* **Direction**
Pick out each line containing the string "name" and copy it.

* **Recorded data**
• • • • •

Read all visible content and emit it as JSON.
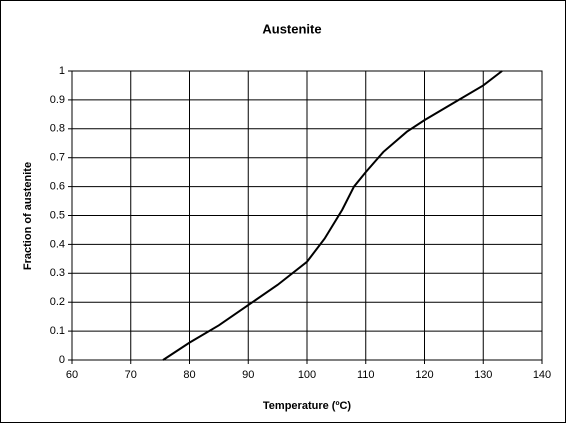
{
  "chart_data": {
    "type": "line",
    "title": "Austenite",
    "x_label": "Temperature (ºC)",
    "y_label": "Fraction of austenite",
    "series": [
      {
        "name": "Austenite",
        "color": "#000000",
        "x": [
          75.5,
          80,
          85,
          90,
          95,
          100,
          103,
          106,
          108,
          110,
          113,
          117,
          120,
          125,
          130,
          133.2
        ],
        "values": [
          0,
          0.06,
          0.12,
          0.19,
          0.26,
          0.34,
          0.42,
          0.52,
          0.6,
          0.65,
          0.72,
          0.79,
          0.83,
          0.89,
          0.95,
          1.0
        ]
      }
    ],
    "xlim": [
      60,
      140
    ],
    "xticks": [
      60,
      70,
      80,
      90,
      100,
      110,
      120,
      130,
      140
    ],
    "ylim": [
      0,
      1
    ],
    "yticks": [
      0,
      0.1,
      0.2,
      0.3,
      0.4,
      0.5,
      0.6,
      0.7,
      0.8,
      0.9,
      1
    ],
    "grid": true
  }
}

• • • • •

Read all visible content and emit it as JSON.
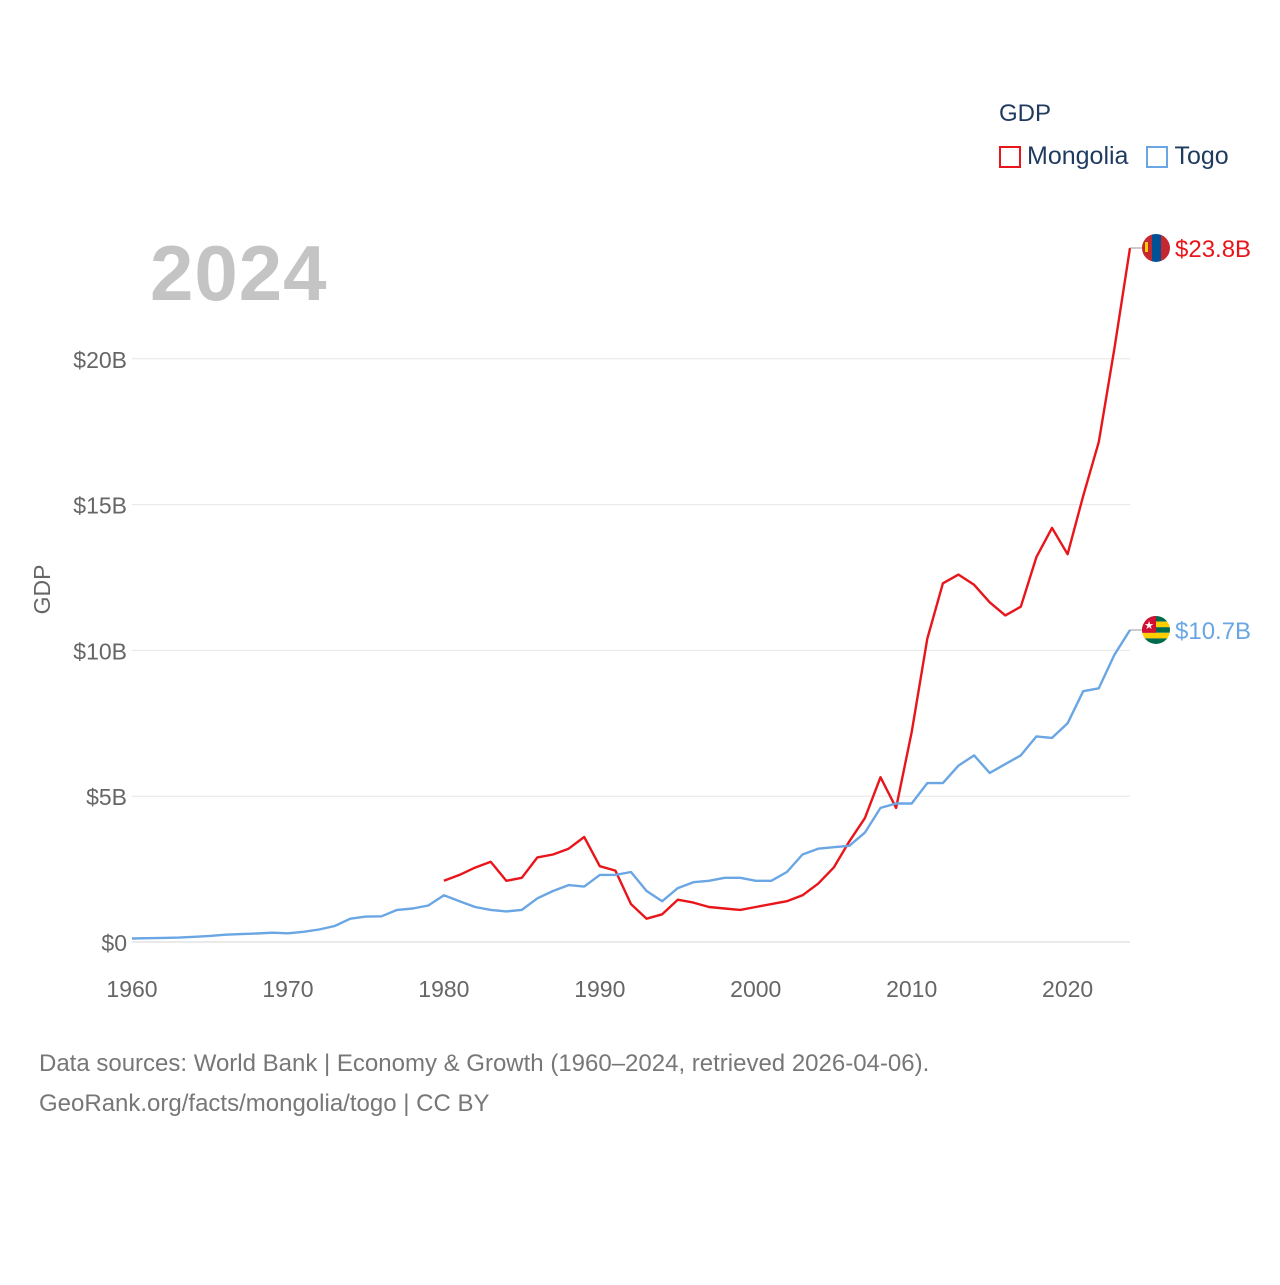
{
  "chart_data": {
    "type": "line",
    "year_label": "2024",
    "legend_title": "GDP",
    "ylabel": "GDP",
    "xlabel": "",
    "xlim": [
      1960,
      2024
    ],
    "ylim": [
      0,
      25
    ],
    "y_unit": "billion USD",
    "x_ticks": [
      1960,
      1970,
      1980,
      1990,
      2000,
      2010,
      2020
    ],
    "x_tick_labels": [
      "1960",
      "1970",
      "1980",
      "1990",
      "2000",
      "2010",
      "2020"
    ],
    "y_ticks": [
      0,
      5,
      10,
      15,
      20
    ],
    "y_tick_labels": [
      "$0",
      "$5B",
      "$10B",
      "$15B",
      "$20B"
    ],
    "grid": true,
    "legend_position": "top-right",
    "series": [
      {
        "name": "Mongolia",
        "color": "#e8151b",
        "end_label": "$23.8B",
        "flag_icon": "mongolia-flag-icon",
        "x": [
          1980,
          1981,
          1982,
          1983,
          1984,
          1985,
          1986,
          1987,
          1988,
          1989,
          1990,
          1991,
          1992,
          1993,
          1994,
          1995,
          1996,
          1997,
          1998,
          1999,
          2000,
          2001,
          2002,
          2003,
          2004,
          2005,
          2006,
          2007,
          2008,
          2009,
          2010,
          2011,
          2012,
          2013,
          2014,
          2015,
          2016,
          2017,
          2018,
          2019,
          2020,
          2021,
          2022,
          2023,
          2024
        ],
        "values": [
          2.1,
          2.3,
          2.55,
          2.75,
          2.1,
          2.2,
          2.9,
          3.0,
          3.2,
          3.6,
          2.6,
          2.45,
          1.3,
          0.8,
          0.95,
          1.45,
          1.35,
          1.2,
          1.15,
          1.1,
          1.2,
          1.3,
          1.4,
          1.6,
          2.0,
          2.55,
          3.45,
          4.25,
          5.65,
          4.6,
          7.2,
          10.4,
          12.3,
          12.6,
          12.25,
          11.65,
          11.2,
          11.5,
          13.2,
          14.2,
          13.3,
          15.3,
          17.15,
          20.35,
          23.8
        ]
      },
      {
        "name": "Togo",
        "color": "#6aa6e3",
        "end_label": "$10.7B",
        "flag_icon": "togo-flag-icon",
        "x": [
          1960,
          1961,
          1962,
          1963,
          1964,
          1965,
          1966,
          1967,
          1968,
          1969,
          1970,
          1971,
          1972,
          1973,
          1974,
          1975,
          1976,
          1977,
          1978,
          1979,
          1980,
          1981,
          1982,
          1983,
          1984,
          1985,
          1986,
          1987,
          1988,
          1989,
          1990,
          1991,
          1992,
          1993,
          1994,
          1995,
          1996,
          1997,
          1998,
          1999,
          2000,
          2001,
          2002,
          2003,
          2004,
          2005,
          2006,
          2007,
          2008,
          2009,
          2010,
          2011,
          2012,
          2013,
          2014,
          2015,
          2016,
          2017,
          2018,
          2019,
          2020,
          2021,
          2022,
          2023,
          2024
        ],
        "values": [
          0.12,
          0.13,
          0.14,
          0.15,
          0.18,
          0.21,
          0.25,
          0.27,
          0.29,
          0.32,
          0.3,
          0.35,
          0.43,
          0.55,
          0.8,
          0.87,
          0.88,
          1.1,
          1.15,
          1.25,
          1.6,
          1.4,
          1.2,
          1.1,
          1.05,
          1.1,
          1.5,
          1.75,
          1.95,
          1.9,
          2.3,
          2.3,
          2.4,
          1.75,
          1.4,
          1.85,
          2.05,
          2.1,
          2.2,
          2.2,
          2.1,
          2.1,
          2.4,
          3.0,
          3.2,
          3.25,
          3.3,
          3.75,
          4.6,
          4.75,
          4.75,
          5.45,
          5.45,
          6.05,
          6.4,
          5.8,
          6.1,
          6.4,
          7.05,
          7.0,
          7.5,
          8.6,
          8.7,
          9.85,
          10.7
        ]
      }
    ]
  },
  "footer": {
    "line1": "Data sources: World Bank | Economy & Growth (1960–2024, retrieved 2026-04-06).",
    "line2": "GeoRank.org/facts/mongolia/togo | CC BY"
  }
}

• • • • •

* **Written solution**
        "name": "Austenite",
        "name": "Mongolia",
        "name": "Togo",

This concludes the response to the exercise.